* _PROBLEM TO WORK ON_
Below, find each line holding "ylabel" and state how many there are, using the number alone.

:::::

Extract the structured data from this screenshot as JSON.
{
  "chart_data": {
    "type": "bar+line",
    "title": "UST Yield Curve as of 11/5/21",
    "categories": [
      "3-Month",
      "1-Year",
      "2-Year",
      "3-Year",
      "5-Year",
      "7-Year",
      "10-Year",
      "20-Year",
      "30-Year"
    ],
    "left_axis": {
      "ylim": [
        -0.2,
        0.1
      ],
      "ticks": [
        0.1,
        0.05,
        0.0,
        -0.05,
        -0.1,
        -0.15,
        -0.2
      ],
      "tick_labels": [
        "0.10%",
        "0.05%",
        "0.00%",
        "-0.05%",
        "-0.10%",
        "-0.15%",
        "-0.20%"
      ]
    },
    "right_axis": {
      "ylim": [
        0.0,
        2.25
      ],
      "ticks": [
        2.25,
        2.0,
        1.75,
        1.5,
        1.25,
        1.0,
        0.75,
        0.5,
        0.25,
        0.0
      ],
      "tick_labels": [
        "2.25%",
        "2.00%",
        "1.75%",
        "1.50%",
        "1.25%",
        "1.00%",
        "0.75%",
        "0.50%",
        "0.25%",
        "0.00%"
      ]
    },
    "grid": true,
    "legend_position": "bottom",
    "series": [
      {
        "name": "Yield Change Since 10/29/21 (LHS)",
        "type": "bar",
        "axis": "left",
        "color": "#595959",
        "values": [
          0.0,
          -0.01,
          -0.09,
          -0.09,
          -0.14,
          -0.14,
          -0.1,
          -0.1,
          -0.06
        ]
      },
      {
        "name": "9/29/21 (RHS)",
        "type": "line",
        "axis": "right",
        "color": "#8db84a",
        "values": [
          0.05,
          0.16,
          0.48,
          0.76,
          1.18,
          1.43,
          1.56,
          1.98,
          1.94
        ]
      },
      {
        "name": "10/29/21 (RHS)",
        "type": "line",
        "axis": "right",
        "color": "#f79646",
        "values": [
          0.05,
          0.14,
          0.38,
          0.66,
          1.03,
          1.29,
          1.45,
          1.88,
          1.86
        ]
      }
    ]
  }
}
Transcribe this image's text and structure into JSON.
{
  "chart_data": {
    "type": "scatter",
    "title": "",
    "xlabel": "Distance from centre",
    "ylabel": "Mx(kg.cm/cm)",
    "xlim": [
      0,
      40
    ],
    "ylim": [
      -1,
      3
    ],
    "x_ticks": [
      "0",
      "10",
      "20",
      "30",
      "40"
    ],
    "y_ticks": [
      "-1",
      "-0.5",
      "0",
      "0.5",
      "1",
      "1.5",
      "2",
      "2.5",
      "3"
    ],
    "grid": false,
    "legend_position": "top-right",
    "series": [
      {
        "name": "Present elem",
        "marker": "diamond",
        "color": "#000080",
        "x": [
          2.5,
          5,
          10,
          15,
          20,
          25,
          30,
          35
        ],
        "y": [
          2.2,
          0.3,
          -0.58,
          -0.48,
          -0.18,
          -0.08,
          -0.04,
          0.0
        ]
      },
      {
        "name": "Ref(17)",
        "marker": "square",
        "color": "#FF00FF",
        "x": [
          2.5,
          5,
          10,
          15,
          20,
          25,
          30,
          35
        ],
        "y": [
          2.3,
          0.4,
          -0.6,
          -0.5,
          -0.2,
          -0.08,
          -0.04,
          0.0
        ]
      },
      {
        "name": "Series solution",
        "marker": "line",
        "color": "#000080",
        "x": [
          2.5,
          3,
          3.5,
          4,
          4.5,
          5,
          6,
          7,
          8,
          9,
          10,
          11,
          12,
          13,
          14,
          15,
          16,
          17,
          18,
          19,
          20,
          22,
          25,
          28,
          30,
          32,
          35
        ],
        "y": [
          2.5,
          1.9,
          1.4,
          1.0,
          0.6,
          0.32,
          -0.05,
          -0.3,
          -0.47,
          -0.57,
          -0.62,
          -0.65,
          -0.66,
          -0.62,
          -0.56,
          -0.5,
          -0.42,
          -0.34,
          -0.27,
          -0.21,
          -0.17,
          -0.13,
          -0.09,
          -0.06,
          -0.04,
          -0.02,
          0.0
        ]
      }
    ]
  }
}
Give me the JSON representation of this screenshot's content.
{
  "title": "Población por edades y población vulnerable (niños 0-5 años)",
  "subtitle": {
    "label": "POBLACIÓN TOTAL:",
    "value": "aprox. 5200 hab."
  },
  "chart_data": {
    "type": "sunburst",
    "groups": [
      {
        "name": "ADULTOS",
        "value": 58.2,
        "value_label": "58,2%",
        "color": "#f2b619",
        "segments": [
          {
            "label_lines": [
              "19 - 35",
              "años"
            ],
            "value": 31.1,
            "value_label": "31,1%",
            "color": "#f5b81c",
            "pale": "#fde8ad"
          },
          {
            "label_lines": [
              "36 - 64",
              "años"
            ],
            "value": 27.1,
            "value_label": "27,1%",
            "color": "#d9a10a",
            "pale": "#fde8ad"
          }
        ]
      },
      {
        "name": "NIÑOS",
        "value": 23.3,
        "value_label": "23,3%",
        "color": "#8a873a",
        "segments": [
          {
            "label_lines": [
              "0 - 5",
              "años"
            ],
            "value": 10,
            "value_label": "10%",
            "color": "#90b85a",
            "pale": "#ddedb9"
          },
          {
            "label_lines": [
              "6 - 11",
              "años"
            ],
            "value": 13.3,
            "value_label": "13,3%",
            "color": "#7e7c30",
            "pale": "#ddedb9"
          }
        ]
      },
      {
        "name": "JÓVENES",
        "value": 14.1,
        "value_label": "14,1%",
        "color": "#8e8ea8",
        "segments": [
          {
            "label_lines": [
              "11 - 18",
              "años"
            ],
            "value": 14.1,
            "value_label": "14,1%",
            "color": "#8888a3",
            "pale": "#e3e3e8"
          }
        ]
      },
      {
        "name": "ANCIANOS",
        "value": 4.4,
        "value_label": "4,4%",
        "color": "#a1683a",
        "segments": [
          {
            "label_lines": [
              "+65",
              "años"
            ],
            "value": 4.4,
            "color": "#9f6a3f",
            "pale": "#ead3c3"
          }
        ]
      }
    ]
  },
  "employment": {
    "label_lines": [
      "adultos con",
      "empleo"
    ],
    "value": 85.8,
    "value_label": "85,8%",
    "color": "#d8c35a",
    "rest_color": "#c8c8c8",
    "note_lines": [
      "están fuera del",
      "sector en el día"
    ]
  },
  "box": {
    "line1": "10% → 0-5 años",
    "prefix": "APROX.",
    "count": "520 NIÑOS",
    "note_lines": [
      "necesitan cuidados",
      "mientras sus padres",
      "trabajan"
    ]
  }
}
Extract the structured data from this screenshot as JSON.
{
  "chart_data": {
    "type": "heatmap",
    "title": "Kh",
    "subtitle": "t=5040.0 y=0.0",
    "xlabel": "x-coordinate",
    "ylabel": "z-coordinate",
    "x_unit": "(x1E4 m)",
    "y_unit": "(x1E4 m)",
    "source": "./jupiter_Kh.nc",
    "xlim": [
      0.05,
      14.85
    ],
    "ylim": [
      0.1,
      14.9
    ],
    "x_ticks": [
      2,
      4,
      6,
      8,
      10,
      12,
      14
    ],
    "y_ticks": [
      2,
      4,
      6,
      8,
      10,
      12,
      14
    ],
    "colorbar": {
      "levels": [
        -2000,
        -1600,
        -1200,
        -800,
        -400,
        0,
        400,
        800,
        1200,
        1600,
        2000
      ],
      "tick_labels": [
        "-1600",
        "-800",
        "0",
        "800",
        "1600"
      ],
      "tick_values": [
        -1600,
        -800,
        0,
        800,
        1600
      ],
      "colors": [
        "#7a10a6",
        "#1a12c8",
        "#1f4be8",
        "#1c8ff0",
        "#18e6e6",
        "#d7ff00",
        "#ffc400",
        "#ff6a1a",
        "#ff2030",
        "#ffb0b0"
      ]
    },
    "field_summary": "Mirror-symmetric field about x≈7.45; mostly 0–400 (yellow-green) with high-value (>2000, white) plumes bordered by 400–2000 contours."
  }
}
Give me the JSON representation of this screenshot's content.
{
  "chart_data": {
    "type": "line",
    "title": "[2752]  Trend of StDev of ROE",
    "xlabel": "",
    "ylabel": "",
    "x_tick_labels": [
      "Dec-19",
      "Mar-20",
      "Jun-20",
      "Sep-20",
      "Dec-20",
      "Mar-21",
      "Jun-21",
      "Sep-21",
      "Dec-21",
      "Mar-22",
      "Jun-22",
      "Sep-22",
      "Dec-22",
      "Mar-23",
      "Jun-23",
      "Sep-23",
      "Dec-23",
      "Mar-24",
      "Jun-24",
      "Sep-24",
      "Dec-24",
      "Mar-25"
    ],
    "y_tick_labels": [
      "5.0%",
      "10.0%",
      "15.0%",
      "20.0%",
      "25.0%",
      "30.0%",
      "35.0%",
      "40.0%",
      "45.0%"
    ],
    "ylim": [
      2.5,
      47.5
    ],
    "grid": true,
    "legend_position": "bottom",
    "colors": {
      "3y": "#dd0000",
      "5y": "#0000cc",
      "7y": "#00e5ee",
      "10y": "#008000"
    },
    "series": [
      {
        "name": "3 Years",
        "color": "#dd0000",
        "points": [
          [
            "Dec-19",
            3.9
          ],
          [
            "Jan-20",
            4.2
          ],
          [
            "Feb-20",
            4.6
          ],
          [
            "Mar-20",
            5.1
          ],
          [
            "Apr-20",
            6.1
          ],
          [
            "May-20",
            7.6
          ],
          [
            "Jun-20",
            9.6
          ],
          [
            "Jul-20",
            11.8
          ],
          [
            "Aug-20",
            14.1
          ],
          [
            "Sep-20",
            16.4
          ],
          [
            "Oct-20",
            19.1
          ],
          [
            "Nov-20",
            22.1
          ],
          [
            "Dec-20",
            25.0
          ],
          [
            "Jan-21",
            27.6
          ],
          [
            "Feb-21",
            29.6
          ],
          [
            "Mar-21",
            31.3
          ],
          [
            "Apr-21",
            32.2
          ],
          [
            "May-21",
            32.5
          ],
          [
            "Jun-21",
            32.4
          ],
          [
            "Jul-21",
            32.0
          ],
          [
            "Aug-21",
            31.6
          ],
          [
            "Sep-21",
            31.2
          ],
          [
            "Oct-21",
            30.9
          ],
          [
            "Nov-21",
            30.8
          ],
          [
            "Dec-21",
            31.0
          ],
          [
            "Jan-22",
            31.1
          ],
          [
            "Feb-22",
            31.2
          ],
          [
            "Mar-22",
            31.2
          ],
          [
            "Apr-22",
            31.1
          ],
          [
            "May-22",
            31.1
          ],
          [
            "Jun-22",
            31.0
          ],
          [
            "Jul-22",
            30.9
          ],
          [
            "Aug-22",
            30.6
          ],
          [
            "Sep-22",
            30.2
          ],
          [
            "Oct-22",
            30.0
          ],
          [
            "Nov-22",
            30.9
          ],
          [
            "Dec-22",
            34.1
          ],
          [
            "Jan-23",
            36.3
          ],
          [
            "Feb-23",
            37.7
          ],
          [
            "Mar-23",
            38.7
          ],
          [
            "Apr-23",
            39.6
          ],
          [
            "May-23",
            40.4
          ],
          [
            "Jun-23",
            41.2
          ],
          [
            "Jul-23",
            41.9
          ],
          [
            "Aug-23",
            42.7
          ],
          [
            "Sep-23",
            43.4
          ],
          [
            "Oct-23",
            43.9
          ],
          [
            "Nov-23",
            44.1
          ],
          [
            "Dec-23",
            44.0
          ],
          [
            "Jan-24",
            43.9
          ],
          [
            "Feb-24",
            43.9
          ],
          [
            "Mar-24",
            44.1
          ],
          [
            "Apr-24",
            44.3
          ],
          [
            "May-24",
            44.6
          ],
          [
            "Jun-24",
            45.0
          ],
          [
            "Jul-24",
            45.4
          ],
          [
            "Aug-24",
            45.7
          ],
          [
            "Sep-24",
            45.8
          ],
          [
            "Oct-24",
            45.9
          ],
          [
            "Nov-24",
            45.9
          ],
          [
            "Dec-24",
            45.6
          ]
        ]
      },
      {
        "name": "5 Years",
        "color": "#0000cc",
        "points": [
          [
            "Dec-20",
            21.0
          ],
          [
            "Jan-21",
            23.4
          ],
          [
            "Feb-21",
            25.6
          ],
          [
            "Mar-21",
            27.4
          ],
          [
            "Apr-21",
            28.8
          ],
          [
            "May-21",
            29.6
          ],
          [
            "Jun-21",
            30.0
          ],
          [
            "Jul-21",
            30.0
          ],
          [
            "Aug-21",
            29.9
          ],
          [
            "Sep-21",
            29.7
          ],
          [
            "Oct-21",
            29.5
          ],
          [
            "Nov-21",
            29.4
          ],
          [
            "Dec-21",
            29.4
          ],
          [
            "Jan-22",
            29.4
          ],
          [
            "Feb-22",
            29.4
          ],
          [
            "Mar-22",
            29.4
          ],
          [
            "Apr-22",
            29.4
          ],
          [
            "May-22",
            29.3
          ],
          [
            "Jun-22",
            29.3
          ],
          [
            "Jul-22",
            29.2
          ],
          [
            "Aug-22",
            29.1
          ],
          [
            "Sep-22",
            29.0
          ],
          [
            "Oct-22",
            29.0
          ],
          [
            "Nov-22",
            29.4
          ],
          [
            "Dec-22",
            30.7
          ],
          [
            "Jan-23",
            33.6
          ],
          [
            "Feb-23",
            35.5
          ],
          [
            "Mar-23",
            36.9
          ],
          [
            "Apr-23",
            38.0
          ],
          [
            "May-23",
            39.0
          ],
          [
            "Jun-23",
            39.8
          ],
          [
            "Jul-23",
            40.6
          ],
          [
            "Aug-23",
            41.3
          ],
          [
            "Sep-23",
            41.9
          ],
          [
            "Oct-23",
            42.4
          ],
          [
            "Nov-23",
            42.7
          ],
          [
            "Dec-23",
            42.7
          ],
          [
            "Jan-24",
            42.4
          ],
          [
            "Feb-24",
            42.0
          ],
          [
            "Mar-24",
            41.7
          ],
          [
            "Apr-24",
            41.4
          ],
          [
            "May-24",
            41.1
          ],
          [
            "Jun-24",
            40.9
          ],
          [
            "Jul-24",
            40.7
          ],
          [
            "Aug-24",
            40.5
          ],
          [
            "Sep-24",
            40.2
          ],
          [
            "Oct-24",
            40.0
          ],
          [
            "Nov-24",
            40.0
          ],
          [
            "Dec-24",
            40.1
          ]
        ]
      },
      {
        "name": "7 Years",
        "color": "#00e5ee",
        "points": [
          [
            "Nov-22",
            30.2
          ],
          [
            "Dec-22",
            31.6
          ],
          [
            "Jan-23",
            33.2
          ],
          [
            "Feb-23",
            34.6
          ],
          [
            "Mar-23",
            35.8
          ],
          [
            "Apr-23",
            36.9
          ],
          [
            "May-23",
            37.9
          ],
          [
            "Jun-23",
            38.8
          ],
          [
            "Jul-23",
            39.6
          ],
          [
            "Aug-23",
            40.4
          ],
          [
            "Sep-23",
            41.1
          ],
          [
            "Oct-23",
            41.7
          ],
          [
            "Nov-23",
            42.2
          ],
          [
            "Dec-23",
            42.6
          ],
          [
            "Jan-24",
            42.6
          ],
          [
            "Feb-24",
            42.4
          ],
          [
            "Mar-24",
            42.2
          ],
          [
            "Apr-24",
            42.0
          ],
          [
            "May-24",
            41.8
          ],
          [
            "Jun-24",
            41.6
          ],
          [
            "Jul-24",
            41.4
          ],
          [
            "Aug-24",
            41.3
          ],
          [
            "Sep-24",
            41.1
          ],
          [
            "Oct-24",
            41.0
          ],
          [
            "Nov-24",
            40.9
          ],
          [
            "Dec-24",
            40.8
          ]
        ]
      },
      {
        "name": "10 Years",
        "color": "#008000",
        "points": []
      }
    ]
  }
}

:::::

* _SOLUTION TO THE PROBLEM_
3